─── Records shown ───
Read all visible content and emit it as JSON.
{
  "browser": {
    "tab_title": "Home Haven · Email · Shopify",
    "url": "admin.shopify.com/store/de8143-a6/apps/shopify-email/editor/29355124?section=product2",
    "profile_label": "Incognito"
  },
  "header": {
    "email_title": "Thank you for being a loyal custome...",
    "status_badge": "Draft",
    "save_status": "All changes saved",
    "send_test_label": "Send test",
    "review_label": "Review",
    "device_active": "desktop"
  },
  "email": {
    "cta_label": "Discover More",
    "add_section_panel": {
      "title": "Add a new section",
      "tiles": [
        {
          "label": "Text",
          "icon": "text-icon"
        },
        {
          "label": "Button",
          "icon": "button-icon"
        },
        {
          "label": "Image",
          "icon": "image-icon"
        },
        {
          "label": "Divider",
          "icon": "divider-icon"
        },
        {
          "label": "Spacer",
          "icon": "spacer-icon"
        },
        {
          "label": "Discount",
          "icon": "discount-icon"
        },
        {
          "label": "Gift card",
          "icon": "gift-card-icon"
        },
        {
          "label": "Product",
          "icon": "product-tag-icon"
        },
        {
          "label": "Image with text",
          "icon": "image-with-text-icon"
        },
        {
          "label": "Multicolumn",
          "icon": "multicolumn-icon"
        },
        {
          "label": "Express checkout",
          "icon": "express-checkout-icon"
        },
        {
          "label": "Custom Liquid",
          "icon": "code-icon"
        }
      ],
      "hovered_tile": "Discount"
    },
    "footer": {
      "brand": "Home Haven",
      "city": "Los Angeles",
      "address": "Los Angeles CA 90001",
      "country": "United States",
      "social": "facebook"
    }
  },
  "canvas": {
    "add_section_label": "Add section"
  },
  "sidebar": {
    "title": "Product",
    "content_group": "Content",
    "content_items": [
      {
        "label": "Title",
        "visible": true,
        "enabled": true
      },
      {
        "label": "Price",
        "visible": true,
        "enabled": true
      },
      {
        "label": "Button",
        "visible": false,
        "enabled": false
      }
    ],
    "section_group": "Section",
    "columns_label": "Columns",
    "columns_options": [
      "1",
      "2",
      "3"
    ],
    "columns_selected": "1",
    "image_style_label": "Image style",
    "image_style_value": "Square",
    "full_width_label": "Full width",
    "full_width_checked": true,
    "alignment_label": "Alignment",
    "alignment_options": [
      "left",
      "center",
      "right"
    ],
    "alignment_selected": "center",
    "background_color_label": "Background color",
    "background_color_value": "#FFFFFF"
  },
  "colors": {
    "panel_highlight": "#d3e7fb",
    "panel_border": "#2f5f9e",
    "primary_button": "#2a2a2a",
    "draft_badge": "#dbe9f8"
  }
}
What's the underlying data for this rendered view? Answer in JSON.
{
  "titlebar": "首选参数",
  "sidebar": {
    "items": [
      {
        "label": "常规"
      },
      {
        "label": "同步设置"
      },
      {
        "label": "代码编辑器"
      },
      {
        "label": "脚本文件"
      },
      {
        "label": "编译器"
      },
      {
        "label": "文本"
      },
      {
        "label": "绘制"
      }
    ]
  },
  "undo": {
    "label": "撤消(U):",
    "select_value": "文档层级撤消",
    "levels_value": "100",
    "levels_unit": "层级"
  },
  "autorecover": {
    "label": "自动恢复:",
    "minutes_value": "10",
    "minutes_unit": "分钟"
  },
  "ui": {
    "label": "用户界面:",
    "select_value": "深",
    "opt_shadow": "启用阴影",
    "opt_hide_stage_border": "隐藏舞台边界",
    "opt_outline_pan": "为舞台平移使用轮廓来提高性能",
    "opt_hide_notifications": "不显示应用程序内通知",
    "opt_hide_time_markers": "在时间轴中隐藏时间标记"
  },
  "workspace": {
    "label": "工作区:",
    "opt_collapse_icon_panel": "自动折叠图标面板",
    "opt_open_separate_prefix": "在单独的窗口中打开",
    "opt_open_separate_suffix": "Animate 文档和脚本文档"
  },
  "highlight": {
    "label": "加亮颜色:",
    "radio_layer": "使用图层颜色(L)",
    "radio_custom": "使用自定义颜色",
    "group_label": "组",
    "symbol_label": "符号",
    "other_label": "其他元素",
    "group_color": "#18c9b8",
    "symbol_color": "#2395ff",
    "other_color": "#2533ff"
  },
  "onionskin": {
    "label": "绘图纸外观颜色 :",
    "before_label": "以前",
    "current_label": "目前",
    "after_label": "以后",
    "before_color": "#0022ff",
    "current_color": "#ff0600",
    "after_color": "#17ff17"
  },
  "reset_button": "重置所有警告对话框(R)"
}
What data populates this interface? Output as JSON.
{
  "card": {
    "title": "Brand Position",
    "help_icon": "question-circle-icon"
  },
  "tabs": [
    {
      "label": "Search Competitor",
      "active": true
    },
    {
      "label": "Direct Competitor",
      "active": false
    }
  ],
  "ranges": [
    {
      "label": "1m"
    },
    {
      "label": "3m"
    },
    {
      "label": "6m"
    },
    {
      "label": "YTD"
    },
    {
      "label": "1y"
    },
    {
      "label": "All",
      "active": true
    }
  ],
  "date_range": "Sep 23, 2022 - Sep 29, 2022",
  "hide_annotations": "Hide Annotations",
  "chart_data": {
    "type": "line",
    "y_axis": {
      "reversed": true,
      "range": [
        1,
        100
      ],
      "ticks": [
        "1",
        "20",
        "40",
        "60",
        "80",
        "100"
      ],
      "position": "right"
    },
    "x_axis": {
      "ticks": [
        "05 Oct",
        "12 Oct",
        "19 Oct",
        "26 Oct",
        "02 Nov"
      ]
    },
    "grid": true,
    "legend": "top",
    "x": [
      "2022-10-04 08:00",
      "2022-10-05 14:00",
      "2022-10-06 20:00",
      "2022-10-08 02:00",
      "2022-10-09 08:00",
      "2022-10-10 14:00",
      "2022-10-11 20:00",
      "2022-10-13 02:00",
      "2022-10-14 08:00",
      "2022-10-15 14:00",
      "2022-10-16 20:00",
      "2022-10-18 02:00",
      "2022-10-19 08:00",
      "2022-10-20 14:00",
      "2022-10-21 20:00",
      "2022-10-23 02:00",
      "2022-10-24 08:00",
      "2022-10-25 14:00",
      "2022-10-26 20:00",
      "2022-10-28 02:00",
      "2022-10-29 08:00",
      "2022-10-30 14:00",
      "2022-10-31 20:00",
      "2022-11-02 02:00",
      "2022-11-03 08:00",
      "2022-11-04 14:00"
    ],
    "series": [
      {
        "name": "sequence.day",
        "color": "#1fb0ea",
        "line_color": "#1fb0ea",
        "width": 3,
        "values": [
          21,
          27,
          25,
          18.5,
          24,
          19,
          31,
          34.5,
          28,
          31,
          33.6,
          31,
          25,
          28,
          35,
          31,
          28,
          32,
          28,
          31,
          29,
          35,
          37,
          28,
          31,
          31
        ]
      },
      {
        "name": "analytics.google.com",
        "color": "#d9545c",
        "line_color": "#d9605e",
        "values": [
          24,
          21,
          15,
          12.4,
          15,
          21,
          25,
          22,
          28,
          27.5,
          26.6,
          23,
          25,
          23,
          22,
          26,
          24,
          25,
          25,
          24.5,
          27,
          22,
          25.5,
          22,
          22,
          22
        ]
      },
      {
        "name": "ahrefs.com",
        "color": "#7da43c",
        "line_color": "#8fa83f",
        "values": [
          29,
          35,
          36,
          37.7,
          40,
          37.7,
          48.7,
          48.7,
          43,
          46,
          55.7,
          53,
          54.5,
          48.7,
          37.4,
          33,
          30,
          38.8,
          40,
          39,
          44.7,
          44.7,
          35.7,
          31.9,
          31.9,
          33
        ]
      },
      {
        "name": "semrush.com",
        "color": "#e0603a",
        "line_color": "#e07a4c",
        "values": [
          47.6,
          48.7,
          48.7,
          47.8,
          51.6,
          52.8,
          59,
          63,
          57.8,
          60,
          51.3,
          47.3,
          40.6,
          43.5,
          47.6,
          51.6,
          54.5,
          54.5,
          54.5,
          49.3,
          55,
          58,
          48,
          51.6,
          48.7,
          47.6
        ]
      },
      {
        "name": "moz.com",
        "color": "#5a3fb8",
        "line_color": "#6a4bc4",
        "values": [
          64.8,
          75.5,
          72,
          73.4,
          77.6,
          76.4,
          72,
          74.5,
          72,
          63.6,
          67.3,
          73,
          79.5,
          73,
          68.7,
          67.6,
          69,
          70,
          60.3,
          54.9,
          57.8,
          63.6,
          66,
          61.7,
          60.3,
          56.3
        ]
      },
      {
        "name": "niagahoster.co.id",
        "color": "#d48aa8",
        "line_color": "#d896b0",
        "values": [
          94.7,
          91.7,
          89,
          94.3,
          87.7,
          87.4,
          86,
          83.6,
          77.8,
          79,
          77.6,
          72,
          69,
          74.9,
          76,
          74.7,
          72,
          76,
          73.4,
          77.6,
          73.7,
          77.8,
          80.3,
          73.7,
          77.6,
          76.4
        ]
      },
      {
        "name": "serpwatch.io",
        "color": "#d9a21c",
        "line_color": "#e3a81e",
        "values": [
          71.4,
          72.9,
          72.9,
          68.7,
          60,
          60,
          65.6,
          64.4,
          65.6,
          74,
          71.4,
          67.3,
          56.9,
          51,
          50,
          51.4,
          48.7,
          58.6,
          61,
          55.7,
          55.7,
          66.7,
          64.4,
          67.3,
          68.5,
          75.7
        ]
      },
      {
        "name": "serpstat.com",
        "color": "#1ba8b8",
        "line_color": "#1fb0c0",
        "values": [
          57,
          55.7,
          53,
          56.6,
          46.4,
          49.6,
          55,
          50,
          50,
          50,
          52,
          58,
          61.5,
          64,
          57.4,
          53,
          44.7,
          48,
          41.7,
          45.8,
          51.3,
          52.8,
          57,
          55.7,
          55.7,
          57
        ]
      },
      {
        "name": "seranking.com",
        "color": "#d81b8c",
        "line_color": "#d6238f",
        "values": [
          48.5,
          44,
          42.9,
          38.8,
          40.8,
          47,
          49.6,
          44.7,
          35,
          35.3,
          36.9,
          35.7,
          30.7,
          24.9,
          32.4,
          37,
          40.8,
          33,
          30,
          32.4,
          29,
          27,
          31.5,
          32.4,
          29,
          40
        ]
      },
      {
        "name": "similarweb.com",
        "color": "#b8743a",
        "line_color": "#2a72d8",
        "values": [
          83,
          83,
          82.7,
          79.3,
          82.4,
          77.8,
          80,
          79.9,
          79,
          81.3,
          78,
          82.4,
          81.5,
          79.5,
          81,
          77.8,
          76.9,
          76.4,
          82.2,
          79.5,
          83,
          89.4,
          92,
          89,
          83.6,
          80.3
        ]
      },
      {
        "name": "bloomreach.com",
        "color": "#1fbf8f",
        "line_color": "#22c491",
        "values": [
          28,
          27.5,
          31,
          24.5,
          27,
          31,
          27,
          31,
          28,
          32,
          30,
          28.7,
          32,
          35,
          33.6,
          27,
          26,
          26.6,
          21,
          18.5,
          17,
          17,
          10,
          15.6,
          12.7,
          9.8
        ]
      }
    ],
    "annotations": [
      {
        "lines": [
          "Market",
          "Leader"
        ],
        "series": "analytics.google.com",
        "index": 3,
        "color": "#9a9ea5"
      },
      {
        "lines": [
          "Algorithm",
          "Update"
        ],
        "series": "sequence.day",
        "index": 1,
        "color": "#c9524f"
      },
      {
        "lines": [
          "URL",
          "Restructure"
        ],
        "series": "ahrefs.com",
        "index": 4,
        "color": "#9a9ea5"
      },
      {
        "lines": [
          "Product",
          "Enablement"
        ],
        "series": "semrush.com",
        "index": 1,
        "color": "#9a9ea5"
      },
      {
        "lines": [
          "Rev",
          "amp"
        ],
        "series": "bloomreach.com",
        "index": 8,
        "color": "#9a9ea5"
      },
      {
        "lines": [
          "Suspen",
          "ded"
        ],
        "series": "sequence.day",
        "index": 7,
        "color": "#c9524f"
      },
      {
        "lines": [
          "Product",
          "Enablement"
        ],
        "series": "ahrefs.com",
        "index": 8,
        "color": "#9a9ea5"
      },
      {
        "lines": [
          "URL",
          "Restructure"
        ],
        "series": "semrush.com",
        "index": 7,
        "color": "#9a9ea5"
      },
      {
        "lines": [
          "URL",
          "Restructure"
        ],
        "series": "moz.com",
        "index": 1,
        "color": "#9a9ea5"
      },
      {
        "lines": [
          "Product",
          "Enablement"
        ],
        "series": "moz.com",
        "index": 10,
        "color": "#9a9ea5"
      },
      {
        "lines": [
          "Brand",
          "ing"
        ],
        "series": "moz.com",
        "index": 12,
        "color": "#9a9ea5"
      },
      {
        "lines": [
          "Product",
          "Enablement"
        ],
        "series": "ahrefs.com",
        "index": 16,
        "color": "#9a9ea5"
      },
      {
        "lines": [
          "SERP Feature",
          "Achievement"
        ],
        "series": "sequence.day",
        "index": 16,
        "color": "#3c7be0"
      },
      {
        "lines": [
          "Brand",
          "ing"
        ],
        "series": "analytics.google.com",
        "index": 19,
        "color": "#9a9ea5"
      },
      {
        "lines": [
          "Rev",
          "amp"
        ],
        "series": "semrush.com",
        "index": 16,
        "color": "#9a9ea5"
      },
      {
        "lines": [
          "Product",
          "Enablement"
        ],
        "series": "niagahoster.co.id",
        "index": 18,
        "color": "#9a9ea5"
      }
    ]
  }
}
───
▸ **To do**: Only lines with the word "JSON" should be collected from the material.

▸ **Result of the exercise**:
Read all visible content and emit it as JSON.
What's the underlying data for this rendered view? Answer in JSON.
What data populates this interface? Output as JSON.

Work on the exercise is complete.